:: Your instructions ::
Write out the listing below in full and exactly, leaving out every picture.

:: Given data ::
- - - -

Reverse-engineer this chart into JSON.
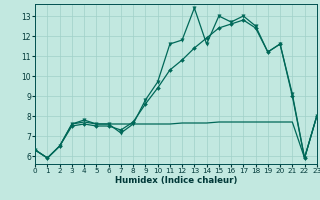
{
  "xlabel": "Humidex (Indice chaleur)",
  "bg_color": "#c2e8e0",
  "grid_color": "#a0d0c8",
  "line_color": "#006858",
  "xlim": [
    0,
    23
  ],
  "ylim": [
    5.6,
    13.6
  ],
  "xticks": [
    0,
    1,
    2,
    3,
    4,
    5,
    6,
    7,
    8,
    9,
    10,
    11,
    12,
    13,
    14,
    15,
    16,
    17,
    18,
    19,
    20,
    21,
    22,
    23
  ],
  "yticks": [
    6,
    7,
    8,
    9,
    10,
    11,
    12,
    13
  ],
  "line_jagged": {
    "x": [
      0,
      1,
      2,
      3,
      4,
      5,
      6,
      7,
      8,
      9,
      10,
      11,
      12,
      13,
      14,
      15,
      16,
      17,
      18,
      19,
      20,
      21,
      22,
      23
    ],
    "y": [
      6.3,
      5.9,
      6.5,
      7.6,
      7.8,
      7.6,
      7.6,
      7.15,
      7.6,
      8.8,
      9.7,
      11.6,
      11.8,
      13.4,
      11.6,
      13.0,
      12.7,
      13.0,
      12.5,
      11.2,
      11.6,
      9.1,
      5.9,
      8.0
    ]
  },
  "line_flat": {
    "x": [
      0,
      1,
      2,
      3,
      4,
      5,
      6,
      7,
      8,
      9,
      10,
      11,
      12,
      13,
      14,
      15,
      16,
      17,
      18,
      19,
      20,
      21,
      22,
      23
    ],
    "y": [
      6.3,
      5.9,
      6.5,
      7.6,
      7.7,
      7.6,
      7.6,
      7.6,
      7.6,
      7.6,
      7.6,
      7.6,
      7.65,
      7.65,
      7.65,
      7.7,
      7.7,
      7.7,
      7.7,
      7.7,
      7.7,
      7.7,
      5.9,
      8.0
    ]
  },
  "line_diag": {
    "x": [
      0,
      1,
      2,
      3,
      4,
      5,
      6,
      7,
      8,
      9,
      10,
      11,
      12,
      13,
      14,
      15,
      16,
      17,
      18,
      19,
      20,
      21,
      22,
      23
    ],
    "y": [
      6.3,
      5.9,
      6.5,
      7.5,
      7.6,
      7.5,
      7.5,
      7.3,
      7.7,
      8.6,
      9.4,
      10.3,
      10.8,
      11.4,
      11.9,
      12.4,
      12.6,
      12.8,
      12.4,
      11.2,
      11.6,
      9.0,
      5.9,
      8.0
    ]
  }
}
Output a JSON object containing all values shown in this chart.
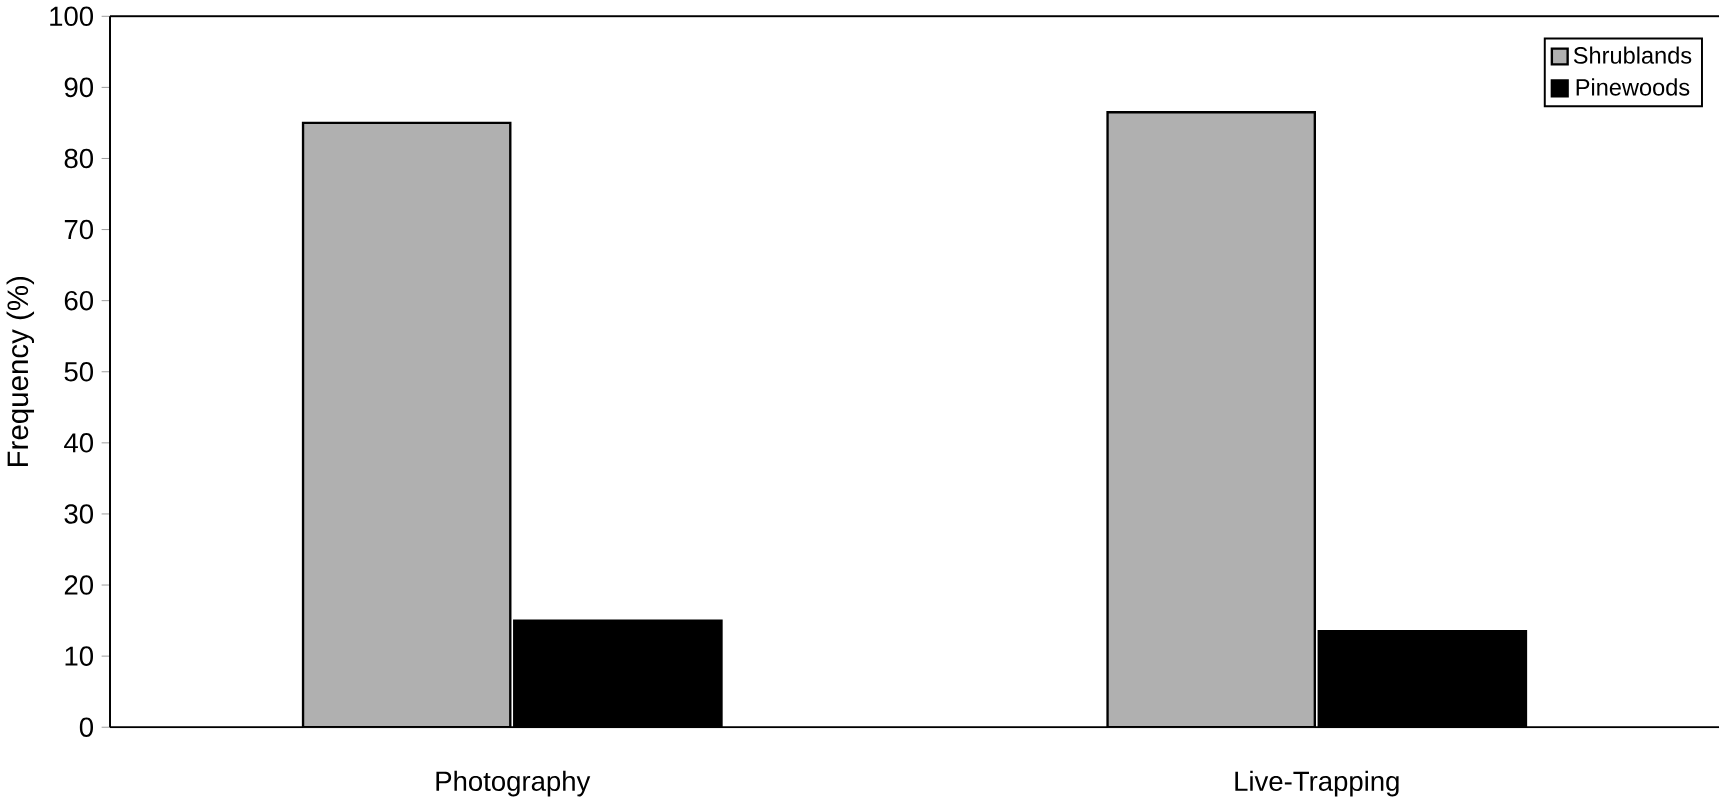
{
  "chart_data": {
    "type": "bar",
    "ylabel": "Frequency (%)",
    "categories": [
      "Photography",
      "Live-Trapping"
    ],
    "series": [
      {
        "name": "Shrublands",
        "color": "#b0b0b0",
        "values": [
          85,
          86.5
        ]
      },
      {
        "name": "Pinewoods",
        "color": "#000000",
        "values": [
          15,
          13.5
        ]
      }
    ],
    "ylim": [
      0,
      100
    ],
    "yticks": [
      0,
      10,
      20,
      30,
      40,
      50,
      60,
      70,
      80,
      90,
      100
    ],
    "legend": "top right",
    "grid": false
  }
}
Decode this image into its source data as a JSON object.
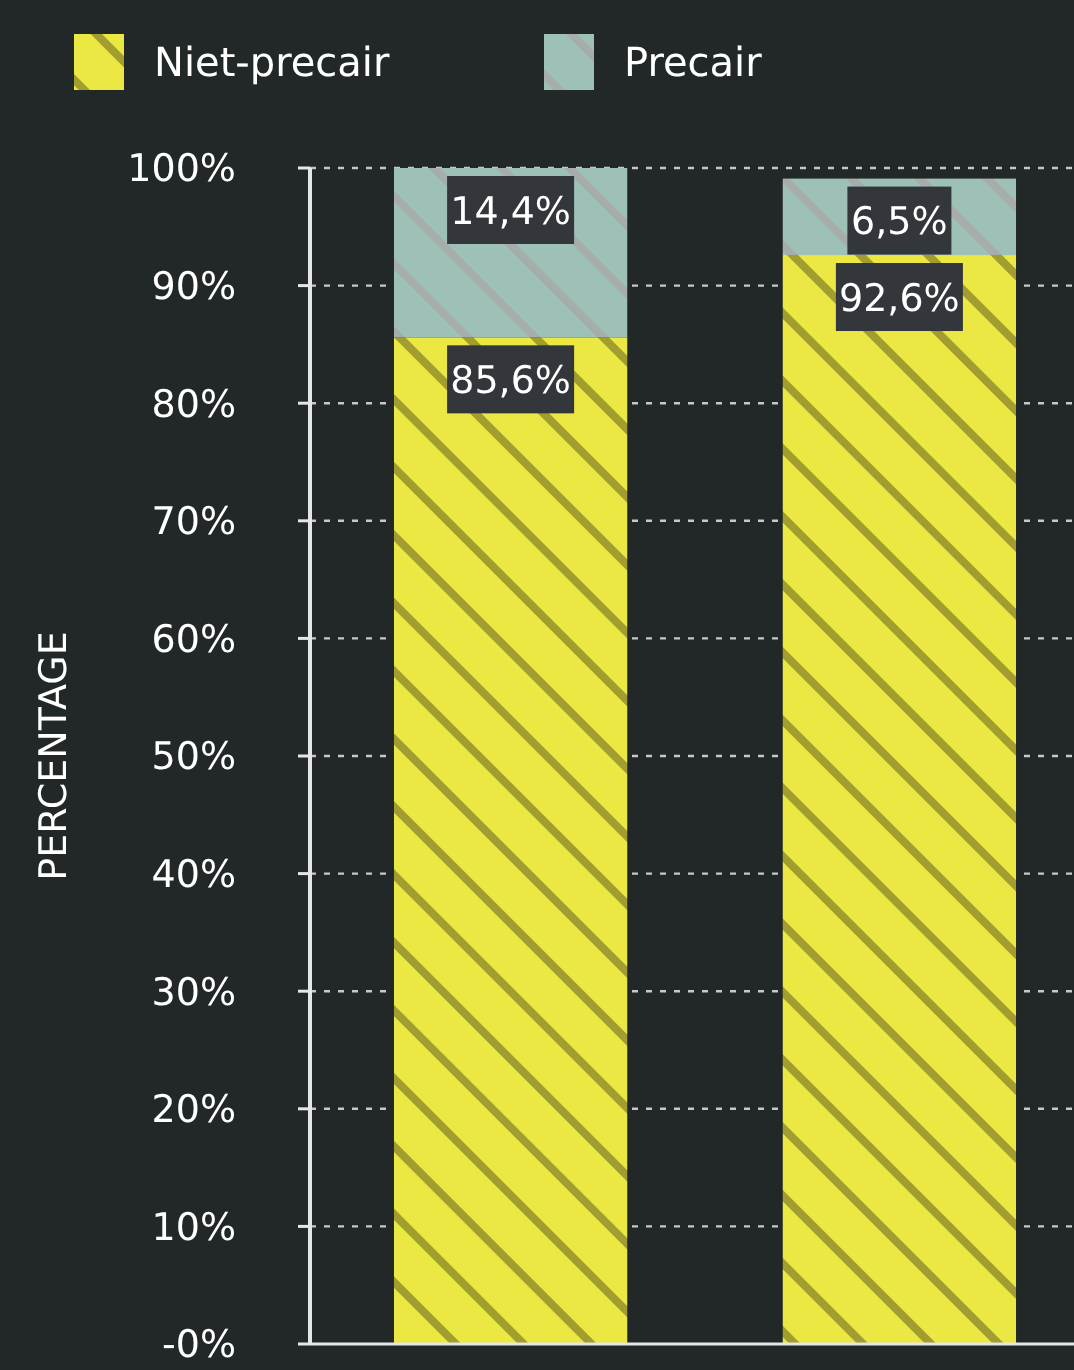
{
  "chart_data": {
    "type": "bar",
    "stacked": true,
    "categories": [
      null,
      null
    ],
    "series": [
      {
        "name": "Niet-precair",
        "color": "#ebe743",
        "values": [
          85.6,
          92.6
        ],
        "value_labels": [
          "85,6%",
          "92,6%"
        ]
      },
      {
        "name": "Precair",
        "color": "#9dc0b7",
        "values": [
          14.4,
          6.5
        ],
        "value_labels": [
          "14,4%",
          "6,5%"
        ]
      }
    ],
    "ylabel": "PERCENTAGE",
    "ylim": [
      0,
      100
    ],
    "yticks": [
      {
        "value": 0,
        "label": "-0%"
      },
      {
        "value": 10,
        "label": "10%"
      },
      {
        "value": 20,
        "label": "20%"
      },
      {
        "value": 30,
        "label": "30%"
      },
      {
        "value": 40,
        "label": "40%"
      },
      {
        "value": 50,
        "label": "50%"
      },
      {
        "value": 60,
        "label": "60%"
      },
      {
        "value": 70,
        "label": "70%"
      },
      {
        "value": 80,
        "label": "80%"
      },
      {
        "value": 90,
        "label": "90%"
      },
      {
        "value": 100,
        "label": "100%"
      }
    ],
    "grid": "y",
    "legend": "top left",
    "tick_labels": "y"
  }
}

- - - -

:: Answer to this exercise ::
Reverse-engineer this chart into JSON.
{
  "xlabel": "Humidex (Indice chaleur)",
  "bg_color": "#c2e8e0",
  "grid_color": "#a0d0c8",
  "line_color": "#006858",
  "xlim": [
    0,
    23
  ],
  "ylim": [
    5.6,
    13.6
  ],
  "xticks": [
    0,
    1,
    2,
    3,
    4,
    5,
    6,
    7,
    8,
    9,
    10,
    11,
    12,
    13,
    14,
    15,
    16,
    17,
    18,
    19,
    20,
    21,
    22,
    23
  ],
  "yticks": [
    6,
    7,
    8,
    9,
    10,
    11,
    12,
    13
  ],
  "line_jagged": {
    "x": [
      0,
      1,
      2,
      3,
      4,
      5,
      6,
      7,
      8,
      9,
      10,
      11,
      12,
      13,
      14,
      15,
      16,
      17,
      18,
      19,
      20,
      21,
      22,
      23
    ],
    "y": [
      6.3,
      5.9,
      6.5,
      7.6,
      7.8,
      7.6,
      7.6,
      7.15,
      7.6,
      8.8,
      9.7,
      11.6,
      11.8,
      13.4,
      11.6,
      13.0,
      12.7,
      13.0,
      12.5,
      11.2,
      11.6,
      9.1,
      5.9,
      8.0
    ]
  },
  "line_flat": {
    "x": [
      0,
      1,
      2,
      3,
      4,
      5,
      6,
      7,
      8,
      9,
      10,
      11,
      12,
      13,
      14,
      15,
      16,
      17,
      18,
      19,
      20,
      21,
      22,
      23
    ],
    "y": [
      6.3,
      5.9,
      6.5,
      7.6,
      7.7,
      7.6,
      7.6,
      7.6,
      7.6,
      7.6,
      7.6,
      7.6,
      7.65,
      7.65,
      7.65,
      7.7,
      7.7,
      7.7,
      7.7,
      7.7,
      7.7,
      7.7,
      5.9,
      8.0
    ]
  },
  "line_diag": {
    "x": [
      0,
      1,
      2,
      3,
      4,
      5,
      6,
      7,
      8,
      9,
      10,
      11,
      12,
      13,
      14,
      15,
      16,
      17,
      18,
      19,
      20,
      21,
      22,
      23
    ],
    "y": [
      6.3,
      5.9,
      6.5,
      7.5,
      7.6,
      7.5,
      7.5,
      7.3,
      7.7,
      8.6,
      9.4,
      10.3,
      10.8,
      11.4,
      11.9,
      12.4,
      12.6,
      12.8,
      12.4,
      11.2,
      11.6,
      9.0,
      5.9,
      8.0
    ]
  }
}
Output a JSON object containing all values shown in this chart.
{
  "chart_data": {
    "type": "bar",
    "ylabel": "Frequency (%)",
    "categories": [
      "Photography",
      "Live-Trapping"
    ],
    "series": [
      {
        "name": "Shrublands",
        "color": "#b0b0b0",
        "values": [
          85,
          86.5
        ]
      },
      {
        "name": "Pinewoods",
        "color": "#000000",
        "values": [
          15,
          13.5
        ]
      }
    ],
    "ylim": [
      0,
      100
    ],
    "yticks": [
      0,
      10,
      20,
      30,
      40,
      50,
      60,
      70,
      80,
      90,
      100
    ],
    "legend": "top right",
    "grid": false
  }
}
Decode this image into its source data as a JSON object.
{
  "chart_data": {
    "type": "bar",
    "stacked": true,
    "categories": [
      null,
      null
    ],
    "series": [
      {
        "name": "Niet-precair",
        "color": "#ebe743",
        "values": [
          85.6,
          92.6
        ],
        "value_labels": [
          "85,6%",
          "92,6%"
        ]
      },
      {
        "name": "Precair",
        "color": "#9dc0b7",
        "values": [
          14.4,
          6.5
        ],
        "value_labels": [
          "14,4%",
          "6,5%"
        ]
      }
    ],
    "ylabel": "PERCENTAGE",
    "ylim": [
      0,
      100
    ],
    "yticks": [
      {
        "value": 0,
        "label": "-0%"
      },
      {
        "value": 10,
        "label": "10%"
      },
      {
        "value": 20,
        "label": "20%"
      },
      {
        "value": 30,
        "label": "30%"
      },
      {
        "value": 40,
        "label": "40%"
      },
      {
        "value": 50,
        "label": "50%"
      },
      {
        "value": 60,
        "label": "60%"
      },
      {
        "value": 70,
        "label": "70%"
      },
      {
        "value": 80,
        "label": "80%"
      },
      {
        "value": 90,
        "label": "90%"
      },
      {
        "value": 100,
        "label": "100%"
      }
    ],
    "grid": "y",
    "legend": "top left",
    "tick_labels": "y"
  }
}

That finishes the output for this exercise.